» EXERCISE INSTRUCTIONS
Each line below should be reproduced without any alteration.

BEGIN DATASET CONTENT

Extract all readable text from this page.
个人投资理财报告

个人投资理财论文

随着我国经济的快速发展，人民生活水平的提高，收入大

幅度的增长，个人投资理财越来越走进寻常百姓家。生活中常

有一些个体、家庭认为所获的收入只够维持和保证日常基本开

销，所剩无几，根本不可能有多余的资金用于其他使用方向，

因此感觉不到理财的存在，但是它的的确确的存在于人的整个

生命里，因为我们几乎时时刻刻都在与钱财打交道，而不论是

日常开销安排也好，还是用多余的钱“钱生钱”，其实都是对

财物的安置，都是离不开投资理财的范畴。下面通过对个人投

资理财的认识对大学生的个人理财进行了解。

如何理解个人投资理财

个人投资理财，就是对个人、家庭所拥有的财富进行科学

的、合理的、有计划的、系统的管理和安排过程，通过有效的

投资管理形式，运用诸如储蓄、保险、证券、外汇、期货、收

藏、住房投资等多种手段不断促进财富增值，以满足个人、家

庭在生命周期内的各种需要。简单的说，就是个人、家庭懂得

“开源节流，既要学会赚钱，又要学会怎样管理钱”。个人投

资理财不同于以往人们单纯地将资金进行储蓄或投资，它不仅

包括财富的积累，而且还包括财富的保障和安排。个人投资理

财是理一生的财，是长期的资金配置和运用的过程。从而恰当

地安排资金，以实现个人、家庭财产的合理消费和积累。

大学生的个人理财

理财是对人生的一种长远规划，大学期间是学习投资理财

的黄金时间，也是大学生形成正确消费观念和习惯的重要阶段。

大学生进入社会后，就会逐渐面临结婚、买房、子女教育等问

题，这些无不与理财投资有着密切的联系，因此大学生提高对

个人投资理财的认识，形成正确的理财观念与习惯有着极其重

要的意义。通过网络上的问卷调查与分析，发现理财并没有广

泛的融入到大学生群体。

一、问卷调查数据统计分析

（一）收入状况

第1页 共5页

END DATASET CONTENT

» SOLUTION TO THIS PROBLEM
Extract all readable text from this page.
个人投资理财报告

个人投资理财论文

随着我国经济的快速发展，人民生活水平的提高，收入大

幅度的增长，个人投资理财越来越走进寻常百姓家。生活中常

有一些个体、家庭认为所获的收入只够维持和保证日常基本开

销，所剩无几，根本不可能有多余的资金用于其他使用方向，

因此感觉不到理财的存在，但是它的的确确的存在于人的整个

生命里，因为我们几乎时时刻刻都在与钱财打交道，而不论是

日常开销安排也好，还是用多余的钱“钱生钱”，其实都是对

财物的安置，都是离不开投资理财的范畴。下面通过对个人投

资理财的认识对大学生的个人理财进行了解。

如何理解个人投资理财

个人投资理财，就是对个人、家庭所拥有的财富进行科学

的、合理的、有计划的、系统的管理和安排过程，通过有效的

投资管理形式，运用诸如储蓄、保险、证券、外汇、期货、收

藏、住房投资等多种手段不断促进财富增值，以满足个人、家

庭在生命周期内的各种需要。简单的说，就是个人、家庭懂得

“开源节流，既要学会赚钱，又要学会怎样管理钱”。个人投

资理财不同于以往人们单纯地将资金进行储蓄或投资，它不仅

包括财富的积累，而且还包括财富的保障和安排。个人投资理

财是理一生的财，是长期的资金配置和运用的过程。从而恰当

地安排资金，以实现个人、家庭财产的合理消费和积累。

大学生的个人理财

理财是对人生的一种长远规划，大学期间是学习投资理财

的黄金时间，也是大学生形成正确消费观念和习惯的重要阶段。

大学生进入社会后，就会逐渐面临结婚、买房、子女教育等问

题，这些无不与理财投资有着密切的联系，因此大学生提高对

个人投资理财的认识，形成正确的理财观念与习惯有着极其重

要的意义。通过网络上的问卷调查与分析，发现理财并没有广

泛的融入到大学生群体。

一、问卷调查数据统计分析

（一）收入状况

第1页 共5页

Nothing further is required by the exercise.